### Work to be completed
Send back the records in full, character for character.
Extracted records start
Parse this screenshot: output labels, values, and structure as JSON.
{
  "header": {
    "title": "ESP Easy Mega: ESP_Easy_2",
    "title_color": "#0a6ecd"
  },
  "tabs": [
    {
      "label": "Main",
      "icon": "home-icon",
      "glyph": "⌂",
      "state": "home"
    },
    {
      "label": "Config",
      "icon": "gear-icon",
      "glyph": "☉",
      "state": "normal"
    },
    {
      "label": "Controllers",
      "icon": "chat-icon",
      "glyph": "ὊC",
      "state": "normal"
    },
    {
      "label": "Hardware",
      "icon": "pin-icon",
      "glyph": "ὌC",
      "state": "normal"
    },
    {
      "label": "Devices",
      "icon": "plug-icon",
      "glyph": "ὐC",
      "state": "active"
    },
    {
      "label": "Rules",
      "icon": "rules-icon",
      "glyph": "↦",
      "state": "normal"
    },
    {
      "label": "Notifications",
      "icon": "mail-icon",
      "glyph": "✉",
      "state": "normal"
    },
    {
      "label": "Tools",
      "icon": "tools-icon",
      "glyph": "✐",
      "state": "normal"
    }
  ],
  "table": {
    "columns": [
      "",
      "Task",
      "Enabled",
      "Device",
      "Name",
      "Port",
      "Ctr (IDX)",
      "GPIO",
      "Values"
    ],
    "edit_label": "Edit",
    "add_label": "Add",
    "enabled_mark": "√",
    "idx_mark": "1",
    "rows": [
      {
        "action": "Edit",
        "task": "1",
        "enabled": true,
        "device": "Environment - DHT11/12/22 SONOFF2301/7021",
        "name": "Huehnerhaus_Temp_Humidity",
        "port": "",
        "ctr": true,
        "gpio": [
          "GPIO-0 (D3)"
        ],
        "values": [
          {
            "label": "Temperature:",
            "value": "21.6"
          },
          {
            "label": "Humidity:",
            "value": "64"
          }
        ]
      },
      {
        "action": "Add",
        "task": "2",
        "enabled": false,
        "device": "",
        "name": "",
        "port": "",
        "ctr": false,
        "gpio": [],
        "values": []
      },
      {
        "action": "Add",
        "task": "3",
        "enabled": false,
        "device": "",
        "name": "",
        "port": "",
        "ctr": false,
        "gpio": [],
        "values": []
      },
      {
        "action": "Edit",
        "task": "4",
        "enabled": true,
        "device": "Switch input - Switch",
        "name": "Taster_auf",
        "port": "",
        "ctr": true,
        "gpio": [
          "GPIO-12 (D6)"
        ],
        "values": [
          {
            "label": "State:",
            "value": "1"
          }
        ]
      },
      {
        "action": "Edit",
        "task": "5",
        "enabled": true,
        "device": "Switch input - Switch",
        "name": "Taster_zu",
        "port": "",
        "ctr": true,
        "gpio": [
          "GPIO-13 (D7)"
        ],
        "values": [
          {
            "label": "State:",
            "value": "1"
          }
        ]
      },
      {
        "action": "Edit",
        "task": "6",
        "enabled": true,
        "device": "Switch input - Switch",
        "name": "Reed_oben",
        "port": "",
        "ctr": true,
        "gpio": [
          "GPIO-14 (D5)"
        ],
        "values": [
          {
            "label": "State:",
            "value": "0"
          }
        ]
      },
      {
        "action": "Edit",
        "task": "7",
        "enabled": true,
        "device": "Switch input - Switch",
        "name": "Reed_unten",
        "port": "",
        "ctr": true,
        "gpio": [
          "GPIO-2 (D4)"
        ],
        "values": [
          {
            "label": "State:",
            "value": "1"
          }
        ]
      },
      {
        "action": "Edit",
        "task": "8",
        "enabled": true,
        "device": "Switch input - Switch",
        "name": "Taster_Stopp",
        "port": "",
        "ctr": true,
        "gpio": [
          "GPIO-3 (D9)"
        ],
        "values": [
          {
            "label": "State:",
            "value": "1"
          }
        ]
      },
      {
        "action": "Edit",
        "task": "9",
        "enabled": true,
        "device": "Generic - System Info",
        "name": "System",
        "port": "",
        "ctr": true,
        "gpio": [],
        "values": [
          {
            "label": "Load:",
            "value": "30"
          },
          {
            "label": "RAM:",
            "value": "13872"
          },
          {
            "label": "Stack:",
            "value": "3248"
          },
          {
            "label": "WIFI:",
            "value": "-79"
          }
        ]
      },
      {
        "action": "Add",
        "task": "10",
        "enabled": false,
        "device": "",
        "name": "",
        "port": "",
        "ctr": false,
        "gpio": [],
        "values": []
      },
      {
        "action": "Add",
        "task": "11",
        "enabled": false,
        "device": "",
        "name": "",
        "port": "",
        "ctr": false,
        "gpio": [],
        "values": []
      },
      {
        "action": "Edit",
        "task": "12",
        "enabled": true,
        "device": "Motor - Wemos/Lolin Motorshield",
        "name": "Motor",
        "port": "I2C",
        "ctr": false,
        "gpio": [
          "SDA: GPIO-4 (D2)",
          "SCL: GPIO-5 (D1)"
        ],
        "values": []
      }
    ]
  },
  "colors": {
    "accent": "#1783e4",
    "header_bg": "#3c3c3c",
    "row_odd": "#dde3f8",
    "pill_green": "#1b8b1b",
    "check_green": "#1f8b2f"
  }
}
Extracted records end
### Solution to this task
Parse this screenshot: output labels, values, and structure as JSON.
{
  "header": {
    "title": "ESP Easy Mega: ESP_Easy_2",
    "title_color": "#0a6ecd"
  },
  "tabs": [
    {
      "label": "Main",
      "icon": "home-icon",
      "glyph": "⌂",
      "state": "home"
    },
    {
      "label": "Config",
      "icon": "gear-icon",
      "glyph": "☉",
      "state": "normal"
    },
    {
      "label": "Controllers",
      "icon": "chat-icon",
      "glyph": "ὊC",
      "state": "normal"
    },
    {
      "label": "Hardware",
      "icon": "pin-icon",
      "glyph": "ὌC",
      "state": "normal"
    },
    {
      "label": "Devices",
      "icon": "plug-icon",
      "glyph": "ὐC",
      "state": "active"
    },
    {
      "label": "Rules",
      "icon": "rules-icon",
      "glyph": "↦",
      "state": "normal"
    },
    {
      "label": "Notifications",
      "icon": "mail-icon",
      "glyph": "✉",
      "state": "normal"
    },
    {
      "label": "Tools",
      "icon": "tools-icon",
      "glyph": "✐",
      "state": "normal"
    }
  ],
  "table": {
    "columns": [
      "",
      "Task",
      "Enabled",
      "Device",
      "Name",
      "Port",
      "Ctr (IDX)",
      "GPIO",
      "Values"
    ],
    "edit_label": "Edit",
    "add_label": "Add",
    "enabled_mark": "√",
    "idx_mark": "1",
    "rows": [
      {
        "action": "Edit",
        "task": "1",
        "enabled": true,
        "device": "Environment - DHT11/12/22 SONOFF2301/7021",
        "name": "Huehnerhaus_Temp_Humidity",
        "port": "",
        "ctr": true,
        "gpio": [
          "GPIO-0 (D3)"
        ],
        "values": [
          {
            "label": "Temperature:",
            "value": "21.6"
          },
          {
            "label": "Humidity:",
            "value": "64"
          }
        ]
      },
      {
        "action": "Add",
        "task": "2",
        "enabled": false,
        "device": "",
        "name": "",
        "port": "",
        "ctr": false,
        "gpio": [],
        "values": []
      },
      {
        "action": "Add",
        "task": "3",
        "enabled": false,
        "device": "",
        "name": "",
        "port": "",
        "ctr": false,
        "gpio": [],
        "values": []
      },
      {
        "action": "Edit",
        "task": "4",
        "enabled": true,
        "device": "Switch input - Switch",
        "name": "Taster_auf",
        "port": "",
        "ctr": true,
        "gpio": [
          "GPIO-12 (D6)"
        ],
        "values": [
          {
            "label": "State:",
            "value": "1"
          }
        ]
      },
      {
        "action": "Edit",
        "task": "5",
        "enabled": true,
        "device": "Switch input - Switch",
        "name": "Taster_zu",
        "port": "",
        "ctr": true,
        "gpio": [
          "GPIO-13 (D7)"
        ],
        "values": [
          {
            "label": "State:",
            "value": "1"
          }
        ]
      },
      {
        "action": "Edit",
        "task": "6",
        "enabled": true,
        "device": "Switch input - Switch",
        "name": "Reed_oben",
        "port": "",
        "ctr": true,
        "gpio": [
          "GPIO-14 (D5)"
        ],
        "values": [
          {
            "label": "State:",
            "value": "0"
          }
        ]
      },
      {
        "action": "Edit",
        "task": "7",
        "enabled": true,
        "device": "Switch input - Switch",
        "name": "Reed_unten",
        "port": "",
        "ctr": true,
        "gpio": [
          "GPIO-2 (D4)"
        ],
        "values": [
          {
            "label": "State:",
            "value": "1"
          }
        ]
      },
      {
        "action": "Edit",
        "task": "8",
        "enabled": true,
        "device": "Switch input - Switch",
        "name": "Taster_Stopp",
        "port": "",
        "ctr": true,
        "gpio": [
          "GPIO-3 (D9)"
        ],
        "values": [
          {
            "label": "State:",
            "value": "1"
          }
        ]
      },
      {
        "action": "Edit",
        "task": "9",
        "enabled": true,
        "device": "Generic - System Info",
        "name": "System",
        "port": "",
        "ctr": true,
        "gpio": [],
        "values": [
          {
            "label": "Load:",
            "value": "30"
          },
          {
            "label": "RAM:",
            "value": "13872"
          },
          {
            "label": "Stack:",
            "value": "3248"
          },
          {
            "label": "WIFI:",
            "value": "-79"
          }
        ]
      },
      {
        "action": "Add",
        "task": "10",
        "enabled": false,
        "device": "",
        "name": "",
        "port": "",
        "ctr": false,
        "gpio": [],
        "values": []
      },
      {
        "action": "Add",
        "task": "11",
        "enabled": false,
        "device": "",
        "name": "",
        "port": "",
        "ctr": false,
        "gpio": [],
        "values": []
      },
      {
        "action": "Edit",
        "task": "12",
        "enabled": true,
        "device": "Motor - Wemos/Lolin Motorshield",
        "name": "Motor",
        "port": "I2C",
        "ctr": false,
        "gpio": [
          "SDA: GPIO-4 (D2)",
          "SCL: GPIO-5 (D1)"
        ],
        "values": []
      }
    ]
  },
  "colors": {
    "accent": "#1783e4",
    "header_bg": "#3c3c3c",
    "row_odd": "#dde3f8",
    "pill_green": "#1b8b1b",
    "check_green": "#1f8b2f"
  }
}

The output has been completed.